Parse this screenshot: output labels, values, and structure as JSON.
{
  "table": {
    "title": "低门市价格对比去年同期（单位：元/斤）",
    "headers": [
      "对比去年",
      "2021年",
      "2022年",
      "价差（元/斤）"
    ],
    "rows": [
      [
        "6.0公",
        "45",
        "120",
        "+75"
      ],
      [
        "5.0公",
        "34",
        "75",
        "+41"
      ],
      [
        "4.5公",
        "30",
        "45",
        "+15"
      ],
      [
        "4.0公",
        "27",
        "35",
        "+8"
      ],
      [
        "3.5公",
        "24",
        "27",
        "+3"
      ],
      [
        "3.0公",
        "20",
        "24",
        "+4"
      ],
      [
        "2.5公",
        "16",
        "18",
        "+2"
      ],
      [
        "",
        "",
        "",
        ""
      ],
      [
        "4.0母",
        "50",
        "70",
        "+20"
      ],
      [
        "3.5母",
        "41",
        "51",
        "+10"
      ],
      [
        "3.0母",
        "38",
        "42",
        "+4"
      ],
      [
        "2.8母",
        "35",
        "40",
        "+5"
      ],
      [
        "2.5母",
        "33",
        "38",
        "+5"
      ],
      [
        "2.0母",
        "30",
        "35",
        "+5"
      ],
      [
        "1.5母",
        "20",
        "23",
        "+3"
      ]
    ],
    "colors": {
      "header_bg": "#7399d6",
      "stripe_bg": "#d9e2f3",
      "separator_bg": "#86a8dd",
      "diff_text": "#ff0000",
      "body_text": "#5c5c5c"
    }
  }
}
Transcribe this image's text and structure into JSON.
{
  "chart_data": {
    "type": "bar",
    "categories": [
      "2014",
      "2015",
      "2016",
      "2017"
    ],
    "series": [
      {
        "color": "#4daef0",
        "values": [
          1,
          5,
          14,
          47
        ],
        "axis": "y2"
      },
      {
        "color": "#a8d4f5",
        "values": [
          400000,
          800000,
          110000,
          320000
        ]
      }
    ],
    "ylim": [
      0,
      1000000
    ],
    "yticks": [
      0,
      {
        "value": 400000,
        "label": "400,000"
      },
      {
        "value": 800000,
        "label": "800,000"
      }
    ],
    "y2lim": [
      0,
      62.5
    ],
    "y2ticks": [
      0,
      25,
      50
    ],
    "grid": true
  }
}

^^^^

WORK INSTRUCTIONS
Repeat the records above in full, character for character.

WORKED ANSWER
Parse this screenshot: output labels, values, and structure as JSON.
{
  "table": {
    "title": "低门市价格对比去年同期（单位：元/斤）",
    "headers": [
      "对比去年",
      "2021年",
      "2022年",
      "价差（元/斤）"
    ],
    "rows": [
      [
        "6.0公",
        "45",
        "120",
        "+75"
      ],
      [
        "5.0公",
        "34",
        "75",
        "+41"
      ],
      [
        "4.5公",
        "30",
        "45",
        "+15"
      ],
      [
        "4.0公",
        "27",
        "35",
        "+8"
      ],
      [
        "3.5公",
        "24",
        "27",
        "+3"
      ],
      [
        "3.0公",
        "20",
        "24",
        "+4"
      ],
      [
        "2.5公",
        "16",
        "18",
        "+2"
      ],
      [
        "",
        "",
        "",
        ""
      ],
      [
        "4.0母",
        "50",
        "70",
        "+20"
      ],
      [
        "3.5母",
        "41",
        "51",
        "+10"
      ],
      [
        "3.0母",
        "38",
        "42",
        "+4"
      ],
      [
        "2.8母",
        "35",
        "40",
        "+5"
      ],
      [
        "2.5母",
        "33",
        "38",
        "+5"
      ],
      [
        "2.0母",
        "30",
        "35",
        "+5"
      ],
      [
        "1.5母",
        "20",
        "23",
        "+3"
      ]
    ],
    "colors": {
      "header_bg": "#7399d6",
      "stripe_bg": "#d9e2f3",
      "separator_bg": "#86a8dd",
      "diff_text": "#ff0000",
      "body_text": "#5c5c5c"
    }
  }
}
Transcribe this image's text and structure into JSON.
{
  "chart_data": {
    "type": "bar",
    "categories": [
      "2014",
      "2015",
      "2016",
      "2017"
    ],
    "series": [
      {
        "color": "#4daef0",
        "values": [
          1,
          5,
          14,
          47
        ],
        "axis": "y2"
      },
      {
        "color": "#a8d4f5",
        "values": [
          400000,
          800000,
          110000,
          320000
        ]
      }
    ],
    "ylim": [
      0,
      1000000
    ],
    "yticks": [
      0,
      {
        "value": 400000,
        "label": "400,000"
      },
      {
        "value": 800000,
        "label": "800,000"
      }
    ],
    "y2lim": [
      0,
      62.5
    ],
    "y2ticks": [
      0,
      25,
      50
    ],
    "grid": true
  }
}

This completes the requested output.